### TASK
Gather each line of the records where "horizontal" appears.

+++ DATA PROVIDED +++

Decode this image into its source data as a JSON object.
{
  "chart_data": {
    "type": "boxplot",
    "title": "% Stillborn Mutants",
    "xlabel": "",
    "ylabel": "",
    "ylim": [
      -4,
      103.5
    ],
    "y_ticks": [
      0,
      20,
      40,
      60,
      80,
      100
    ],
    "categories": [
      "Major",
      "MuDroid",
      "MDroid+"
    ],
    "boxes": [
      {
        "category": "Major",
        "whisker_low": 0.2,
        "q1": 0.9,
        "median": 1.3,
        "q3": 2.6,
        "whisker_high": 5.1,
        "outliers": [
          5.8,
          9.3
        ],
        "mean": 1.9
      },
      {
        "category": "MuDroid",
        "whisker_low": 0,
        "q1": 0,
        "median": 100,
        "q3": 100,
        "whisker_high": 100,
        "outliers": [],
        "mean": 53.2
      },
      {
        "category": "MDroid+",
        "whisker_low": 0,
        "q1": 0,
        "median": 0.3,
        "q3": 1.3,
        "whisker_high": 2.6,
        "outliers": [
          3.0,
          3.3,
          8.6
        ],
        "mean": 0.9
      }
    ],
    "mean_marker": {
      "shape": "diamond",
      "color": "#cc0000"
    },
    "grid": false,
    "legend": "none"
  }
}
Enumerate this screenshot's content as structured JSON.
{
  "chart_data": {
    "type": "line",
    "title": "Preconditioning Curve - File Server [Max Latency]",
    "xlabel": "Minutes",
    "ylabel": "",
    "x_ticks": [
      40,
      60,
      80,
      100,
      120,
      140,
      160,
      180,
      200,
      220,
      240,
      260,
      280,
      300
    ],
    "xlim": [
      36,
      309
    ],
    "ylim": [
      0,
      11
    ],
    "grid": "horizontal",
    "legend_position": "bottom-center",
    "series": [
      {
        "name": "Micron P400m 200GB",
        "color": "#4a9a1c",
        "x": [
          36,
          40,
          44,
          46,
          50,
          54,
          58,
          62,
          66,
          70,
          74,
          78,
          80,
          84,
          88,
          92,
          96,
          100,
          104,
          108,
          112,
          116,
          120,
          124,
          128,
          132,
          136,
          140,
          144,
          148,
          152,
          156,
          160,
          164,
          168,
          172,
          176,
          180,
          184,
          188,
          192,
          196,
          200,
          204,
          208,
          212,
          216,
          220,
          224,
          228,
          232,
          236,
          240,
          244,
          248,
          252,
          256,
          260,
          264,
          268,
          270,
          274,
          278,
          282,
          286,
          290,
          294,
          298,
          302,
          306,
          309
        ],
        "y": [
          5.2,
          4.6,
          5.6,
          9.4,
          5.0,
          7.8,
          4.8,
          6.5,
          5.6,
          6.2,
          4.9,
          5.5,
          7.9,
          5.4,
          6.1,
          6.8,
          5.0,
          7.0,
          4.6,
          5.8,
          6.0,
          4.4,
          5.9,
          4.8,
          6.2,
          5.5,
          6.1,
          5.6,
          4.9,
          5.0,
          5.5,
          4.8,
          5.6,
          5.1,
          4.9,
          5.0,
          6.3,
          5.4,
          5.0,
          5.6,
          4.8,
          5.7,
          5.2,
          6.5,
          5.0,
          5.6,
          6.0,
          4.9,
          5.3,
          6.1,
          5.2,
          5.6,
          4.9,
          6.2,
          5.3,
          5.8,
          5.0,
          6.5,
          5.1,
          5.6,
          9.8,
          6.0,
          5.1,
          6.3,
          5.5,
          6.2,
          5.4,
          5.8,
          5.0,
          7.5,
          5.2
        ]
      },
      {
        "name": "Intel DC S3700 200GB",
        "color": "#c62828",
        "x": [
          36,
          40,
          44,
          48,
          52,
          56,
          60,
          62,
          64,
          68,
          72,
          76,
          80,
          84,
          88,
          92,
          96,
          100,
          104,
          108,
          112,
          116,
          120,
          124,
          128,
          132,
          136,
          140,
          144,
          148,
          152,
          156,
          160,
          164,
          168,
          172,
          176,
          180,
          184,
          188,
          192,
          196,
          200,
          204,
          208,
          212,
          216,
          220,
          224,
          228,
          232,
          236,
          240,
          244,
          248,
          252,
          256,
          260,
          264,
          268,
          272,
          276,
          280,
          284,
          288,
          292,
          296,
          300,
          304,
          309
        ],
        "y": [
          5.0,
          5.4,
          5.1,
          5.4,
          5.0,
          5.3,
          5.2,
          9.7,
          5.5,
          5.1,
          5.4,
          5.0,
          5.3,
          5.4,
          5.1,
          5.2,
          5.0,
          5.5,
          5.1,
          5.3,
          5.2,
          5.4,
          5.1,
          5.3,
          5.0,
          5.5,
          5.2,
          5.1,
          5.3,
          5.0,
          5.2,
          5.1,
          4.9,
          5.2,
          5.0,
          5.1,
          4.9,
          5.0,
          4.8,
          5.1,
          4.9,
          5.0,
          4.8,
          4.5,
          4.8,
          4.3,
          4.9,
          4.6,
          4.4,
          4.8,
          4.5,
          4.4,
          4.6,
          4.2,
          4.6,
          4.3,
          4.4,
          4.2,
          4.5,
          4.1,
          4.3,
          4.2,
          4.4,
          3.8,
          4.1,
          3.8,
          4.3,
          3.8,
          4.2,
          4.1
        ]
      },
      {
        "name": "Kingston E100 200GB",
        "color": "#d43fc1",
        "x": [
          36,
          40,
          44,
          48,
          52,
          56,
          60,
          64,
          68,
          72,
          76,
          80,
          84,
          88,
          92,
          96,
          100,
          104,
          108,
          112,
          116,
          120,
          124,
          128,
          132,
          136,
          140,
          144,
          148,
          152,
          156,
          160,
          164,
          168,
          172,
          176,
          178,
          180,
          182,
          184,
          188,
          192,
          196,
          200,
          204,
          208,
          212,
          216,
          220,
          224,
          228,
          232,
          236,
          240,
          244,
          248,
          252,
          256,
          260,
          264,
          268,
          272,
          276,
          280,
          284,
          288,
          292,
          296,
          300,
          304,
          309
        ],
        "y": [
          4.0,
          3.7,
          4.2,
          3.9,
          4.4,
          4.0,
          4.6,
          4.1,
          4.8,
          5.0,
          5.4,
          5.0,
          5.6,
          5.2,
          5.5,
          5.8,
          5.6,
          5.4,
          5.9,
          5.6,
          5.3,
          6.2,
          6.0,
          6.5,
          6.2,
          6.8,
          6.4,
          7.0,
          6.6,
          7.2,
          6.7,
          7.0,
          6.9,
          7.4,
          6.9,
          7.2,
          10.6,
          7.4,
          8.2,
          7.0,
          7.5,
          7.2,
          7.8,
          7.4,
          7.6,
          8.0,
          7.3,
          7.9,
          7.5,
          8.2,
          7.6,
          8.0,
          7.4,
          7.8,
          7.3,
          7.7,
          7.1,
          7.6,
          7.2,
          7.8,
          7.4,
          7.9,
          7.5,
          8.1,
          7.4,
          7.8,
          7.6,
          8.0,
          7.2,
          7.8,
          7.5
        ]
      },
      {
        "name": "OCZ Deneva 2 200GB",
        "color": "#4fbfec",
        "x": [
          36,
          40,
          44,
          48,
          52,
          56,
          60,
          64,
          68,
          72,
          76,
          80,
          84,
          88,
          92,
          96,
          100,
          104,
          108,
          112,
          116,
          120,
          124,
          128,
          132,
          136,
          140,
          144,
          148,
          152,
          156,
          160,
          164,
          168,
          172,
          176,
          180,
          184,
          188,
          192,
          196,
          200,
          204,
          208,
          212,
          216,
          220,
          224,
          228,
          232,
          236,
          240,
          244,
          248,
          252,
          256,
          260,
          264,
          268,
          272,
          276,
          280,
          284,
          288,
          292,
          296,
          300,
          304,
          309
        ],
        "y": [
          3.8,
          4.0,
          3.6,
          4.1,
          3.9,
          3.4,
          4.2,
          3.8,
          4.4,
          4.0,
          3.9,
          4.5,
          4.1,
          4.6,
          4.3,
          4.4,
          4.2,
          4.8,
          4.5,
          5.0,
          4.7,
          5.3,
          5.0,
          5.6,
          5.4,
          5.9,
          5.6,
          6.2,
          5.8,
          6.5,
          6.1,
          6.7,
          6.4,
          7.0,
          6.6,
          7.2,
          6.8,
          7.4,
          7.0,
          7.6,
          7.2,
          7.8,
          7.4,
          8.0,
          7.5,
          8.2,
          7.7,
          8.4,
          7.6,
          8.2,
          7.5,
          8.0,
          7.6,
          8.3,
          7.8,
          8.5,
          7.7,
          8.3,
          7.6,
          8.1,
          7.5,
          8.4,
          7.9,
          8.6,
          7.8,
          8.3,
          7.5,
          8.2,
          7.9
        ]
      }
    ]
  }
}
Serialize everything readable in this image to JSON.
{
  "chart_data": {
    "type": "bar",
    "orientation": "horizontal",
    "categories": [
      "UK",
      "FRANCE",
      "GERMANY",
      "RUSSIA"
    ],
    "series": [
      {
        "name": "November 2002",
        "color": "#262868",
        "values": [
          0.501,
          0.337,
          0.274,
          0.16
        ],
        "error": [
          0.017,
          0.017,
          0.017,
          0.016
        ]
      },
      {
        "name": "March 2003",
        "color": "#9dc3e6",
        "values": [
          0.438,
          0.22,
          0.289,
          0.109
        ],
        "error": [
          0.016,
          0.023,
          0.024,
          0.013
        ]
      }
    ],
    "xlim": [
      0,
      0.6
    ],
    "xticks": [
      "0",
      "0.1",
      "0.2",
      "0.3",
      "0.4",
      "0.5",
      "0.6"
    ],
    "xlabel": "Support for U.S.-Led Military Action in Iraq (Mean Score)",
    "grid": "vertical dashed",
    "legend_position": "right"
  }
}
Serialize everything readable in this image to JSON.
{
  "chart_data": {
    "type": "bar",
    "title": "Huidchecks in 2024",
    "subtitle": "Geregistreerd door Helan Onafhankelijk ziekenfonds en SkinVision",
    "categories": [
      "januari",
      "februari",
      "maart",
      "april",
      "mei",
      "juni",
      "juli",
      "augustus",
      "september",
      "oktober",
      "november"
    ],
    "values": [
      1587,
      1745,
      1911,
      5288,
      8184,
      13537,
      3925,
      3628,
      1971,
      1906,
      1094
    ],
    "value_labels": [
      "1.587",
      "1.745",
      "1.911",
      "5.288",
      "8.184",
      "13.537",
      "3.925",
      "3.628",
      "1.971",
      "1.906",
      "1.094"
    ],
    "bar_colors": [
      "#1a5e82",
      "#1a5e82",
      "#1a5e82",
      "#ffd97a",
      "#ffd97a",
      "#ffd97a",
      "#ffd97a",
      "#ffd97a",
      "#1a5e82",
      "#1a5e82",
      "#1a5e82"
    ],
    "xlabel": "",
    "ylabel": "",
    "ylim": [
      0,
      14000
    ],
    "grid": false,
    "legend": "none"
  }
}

+++

### CORRECT ANSWER
    "grid": "horizontal",
    "orientation": "horizontal",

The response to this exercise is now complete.